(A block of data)
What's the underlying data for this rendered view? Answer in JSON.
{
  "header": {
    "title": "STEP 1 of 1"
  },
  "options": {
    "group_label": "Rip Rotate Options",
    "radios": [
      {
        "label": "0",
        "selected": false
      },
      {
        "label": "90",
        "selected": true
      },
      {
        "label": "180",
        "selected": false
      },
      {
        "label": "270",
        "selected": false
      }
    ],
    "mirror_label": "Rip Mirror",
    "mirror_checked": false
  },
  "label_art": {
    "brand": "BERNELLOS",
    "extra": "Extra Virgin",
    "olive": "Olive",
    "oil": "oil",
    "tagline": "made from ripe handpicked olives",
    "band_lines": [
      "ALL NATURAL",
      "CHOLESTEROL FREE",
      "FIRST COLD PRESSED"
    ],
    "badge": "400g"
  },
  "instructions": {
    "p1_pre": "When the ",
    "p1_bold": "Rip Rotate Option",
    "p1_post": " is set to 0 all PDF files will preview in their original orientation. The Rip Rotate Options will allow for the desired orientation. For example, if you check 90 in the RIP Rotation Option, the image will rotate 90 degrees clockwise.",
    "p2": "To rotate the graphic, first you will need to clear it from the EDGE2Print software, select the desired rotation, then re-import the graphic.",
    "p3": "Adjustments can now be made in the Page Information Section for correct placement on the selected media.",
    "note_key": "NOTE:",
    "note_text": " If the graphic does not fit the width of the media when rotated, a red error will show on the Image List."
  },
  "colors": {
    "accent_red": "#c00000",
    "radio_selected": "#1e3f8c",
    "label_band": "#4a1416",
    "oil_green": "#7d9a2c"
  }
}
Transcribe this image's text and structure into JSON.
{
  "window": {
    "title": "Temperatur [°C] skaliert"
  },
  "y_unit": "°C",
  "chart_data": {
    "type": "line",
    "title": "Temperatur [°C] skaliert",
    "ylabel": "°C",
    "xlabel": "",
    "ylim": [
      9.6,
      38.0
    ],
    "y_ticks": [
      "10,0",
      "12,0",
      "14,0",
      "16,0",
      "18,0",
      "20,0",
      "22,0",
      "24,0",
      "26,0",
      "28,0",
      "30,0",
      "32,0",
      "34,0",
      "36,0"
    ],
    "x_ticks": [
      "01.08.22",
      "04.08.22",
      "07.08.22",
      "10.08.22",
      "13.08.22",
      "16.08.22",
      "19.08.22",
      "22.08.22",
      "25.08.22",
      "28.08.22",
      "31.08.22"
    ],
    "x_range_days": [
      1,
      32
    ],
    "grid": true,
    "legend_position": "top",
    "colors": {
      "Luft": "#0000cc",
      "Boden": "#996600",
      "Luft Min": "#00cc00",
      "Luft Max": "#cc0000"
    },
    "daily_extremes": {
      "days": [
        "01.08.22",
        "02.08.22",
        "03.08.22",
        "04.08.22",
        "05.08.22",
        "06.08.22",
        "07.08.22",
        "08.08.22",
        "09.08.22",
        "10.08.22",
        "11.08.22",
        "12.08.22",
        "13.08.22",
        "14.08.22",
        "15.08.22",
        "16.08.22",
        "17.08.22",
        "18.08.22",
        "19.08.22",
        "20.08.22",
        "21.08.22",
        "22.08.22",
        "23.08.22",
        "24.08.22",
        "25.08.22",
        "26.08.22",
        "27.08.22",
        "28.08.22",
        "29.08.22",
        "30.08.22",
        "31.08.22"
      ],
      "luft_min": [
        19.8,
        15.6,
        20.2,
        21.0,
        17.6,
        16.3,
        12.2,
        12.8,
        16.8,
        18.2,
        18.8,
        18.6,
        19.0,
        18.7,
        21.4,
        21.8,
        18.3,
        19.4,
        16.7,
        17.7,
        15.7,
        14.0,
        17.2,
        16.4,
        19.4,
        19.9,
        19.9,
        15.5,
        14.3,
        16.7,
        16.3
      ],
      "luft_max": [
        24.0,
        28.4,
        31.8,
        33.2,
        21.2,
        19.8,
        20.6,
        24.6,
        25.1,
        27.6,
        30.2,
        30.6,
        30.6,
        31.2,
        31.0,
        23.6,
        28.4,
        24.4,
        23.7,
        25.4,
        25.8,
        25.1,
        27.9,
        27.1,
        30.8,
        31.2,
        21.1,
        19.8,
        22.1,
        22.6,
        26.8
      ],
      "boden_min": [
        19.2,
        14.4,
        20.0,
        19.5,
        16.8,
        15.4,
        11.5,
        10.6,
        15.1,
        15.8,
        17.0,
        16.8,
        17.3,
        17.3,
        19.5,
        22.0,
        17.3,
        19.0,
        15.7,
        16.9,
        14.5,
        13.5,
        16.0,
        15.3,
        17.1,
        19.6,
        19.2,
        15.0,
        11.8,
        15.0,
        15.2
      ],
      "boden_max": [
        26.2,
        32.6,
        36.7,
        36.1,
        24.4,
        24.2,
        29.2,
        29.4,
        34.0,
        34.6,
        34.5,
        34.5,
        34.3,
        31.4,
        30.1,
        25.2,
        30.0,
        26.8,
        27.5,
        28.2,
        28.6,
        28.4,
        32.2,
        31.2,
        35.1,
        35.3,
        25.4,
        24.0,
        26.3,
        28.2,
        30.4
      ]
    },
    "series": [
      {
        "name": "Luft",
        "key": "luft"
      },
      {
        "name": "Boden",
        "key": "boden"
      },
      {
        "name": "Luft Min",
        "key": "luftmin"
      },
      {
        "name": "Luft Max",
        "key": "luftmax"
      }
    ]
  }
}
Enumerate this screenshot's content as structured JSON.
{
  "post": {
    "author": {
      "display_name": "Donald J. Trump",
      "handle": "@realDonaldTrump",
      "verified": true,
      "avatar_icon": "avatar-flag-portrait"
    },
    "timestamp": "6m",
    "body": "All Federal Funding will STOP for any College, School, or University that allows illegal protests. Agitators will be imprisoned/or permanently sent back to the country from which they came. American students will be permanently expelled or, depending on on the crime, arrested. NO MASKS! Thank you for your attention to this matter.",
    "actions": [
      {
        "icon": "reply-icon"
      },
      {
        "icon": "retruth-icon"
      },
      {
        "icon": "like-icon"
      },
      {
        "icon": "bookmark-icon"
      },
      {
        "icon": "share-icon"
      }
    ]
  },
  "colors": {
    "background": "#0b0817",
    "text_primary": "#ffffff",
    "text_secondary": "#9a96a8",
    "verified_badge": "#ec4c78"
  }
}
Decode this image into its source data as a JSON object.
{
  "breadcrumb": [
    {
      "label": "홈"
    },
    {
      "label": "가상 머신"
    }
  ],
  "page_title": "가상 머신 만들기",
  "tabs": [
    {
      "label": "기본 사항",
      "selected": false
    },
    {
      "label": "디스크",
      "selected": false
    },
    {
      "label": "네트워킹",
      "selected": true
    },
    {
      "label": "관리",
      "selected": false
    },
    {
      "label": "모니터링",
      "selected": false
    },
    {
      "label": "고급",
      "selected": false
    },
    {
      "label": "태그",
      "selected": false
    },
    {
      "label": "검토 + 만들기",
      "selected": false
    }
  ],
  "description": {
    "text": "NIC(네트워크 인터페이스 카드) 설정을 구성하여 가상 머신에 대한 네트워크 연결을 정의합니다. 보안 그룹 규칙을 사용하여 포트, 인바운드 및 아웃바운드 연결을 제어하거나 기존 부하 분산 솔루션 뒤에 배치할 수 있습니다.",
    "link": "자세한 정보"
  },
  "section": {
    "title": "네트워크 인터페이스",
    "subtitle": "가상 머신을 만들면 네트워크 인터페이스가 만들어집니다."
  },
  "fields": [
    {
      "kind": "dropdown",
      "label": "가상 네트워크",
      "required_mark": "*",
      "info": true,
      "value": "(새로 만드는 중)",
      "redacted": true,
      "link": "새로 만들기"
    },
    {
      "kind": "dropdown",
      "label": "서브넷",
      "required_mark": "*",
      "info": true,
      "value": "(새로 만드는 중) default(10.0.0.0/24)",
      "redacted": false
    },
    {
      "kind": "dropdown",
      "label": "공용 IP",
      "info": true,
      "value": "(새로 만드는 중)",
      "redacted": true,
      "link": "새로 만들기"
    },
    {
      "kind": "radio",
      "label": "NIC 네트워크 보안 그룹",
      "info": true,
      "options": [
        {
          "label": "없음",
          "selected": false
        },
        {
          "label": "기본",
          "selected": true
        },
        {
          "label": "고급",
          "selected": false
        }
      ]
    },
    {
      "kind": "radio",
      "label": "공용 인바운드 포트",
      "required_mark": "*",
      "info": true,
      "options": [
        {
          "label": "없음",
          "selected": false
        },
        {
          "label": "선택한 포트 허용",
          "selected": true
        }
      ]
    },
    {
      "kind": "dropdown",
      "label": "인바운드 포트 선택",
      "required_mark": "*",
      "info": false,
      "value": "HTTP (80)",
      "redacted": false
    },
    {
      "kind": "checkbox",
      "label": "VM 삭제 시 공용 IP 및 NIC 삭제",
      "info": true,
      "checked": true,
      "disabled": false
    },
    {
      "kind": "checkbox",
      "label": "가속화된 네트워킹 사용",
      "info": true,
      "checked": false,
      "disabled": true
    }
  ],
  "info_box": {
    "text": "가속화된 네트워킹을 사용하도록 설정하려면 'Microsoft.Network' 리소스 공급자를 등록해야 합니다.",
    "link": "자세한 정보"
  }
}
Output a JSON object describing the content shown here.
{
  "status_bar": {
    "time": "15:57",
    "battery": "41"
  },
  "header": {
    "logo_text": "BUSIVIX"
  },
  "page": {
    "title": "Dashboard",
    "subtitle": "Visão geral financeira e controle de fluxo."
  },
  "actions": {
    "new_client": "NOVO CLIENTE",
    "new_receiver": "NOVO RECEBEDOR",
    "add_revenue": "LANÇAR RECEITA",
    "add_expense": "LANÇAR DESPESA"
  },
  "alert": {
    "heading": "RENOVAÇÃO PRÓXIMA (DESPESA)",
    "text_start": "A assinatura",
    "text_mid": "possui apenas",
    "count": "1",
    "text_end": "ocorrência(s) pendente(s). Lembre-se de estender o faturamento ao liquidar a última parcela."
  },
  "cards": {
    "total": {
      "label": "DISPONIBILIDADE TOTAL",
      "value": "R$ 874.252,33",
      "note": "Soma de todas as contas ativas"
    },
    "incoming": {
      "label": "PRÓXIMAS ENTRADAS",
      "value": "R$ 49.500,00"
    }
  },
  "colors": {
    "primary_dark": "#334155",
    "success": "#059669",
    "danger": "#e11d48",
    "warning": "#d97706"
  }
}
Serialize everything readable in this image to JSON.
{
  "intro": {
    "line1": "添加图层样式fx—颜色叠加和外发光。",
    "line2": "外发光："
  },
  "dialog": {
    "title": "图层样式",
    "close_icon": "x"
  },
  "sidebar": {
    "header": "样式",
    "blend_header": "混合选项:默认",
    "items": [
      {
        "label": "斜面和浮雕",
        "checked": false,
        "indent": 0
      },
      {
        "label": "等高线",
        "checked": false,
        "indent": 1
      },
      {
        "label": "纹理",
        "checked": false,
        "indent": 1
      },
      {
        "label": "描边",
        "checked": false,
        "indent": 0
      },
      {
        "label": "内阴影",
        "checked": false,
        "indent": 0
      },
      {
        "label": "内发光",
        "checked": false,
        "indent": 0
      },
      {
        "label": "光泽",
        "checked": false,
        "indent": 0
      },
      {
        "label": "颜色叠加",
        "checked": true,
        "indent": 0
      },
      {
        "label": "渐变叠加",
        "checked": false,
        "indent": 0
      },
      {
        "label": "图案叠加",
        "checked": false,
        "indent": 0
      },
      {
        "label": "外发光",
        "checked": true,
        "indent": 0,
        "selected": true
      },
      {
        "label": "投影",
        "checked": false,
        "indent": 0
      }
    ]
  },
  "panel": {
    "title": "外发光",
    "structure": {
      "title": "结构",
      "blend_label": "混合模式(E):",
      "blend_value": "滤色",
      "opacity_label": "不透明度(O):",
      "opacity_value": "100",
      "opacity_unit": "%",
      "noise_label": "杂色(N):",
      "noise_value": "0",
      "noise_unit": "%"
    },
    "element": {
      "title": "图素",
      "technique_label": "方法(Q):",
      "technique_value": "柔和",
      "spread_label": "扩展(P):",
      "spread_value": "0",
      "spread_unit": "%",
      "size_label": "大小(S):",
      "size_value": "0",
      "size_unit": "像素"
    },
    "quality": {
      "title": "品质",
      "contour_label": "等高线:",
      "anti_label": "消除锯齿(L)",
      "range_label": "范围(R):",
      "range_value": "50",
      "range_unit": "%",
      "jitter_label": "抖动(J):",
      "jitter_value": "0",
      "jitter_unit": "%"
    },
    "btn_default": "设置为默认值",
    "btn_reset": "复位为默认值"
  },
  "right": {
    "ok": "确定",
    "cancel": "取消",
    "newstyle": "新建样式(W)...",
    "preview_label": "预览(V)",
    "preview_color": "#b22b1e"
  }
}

SET TASK:
Track down the lines that include the word "DESPESA" and copy them.

EXERCISE ANSWER:
    "add_expense": "LANÇAR DESPESA"
    "heading": "RENOVAÇÃO PRÓXIMA (DESPESA)",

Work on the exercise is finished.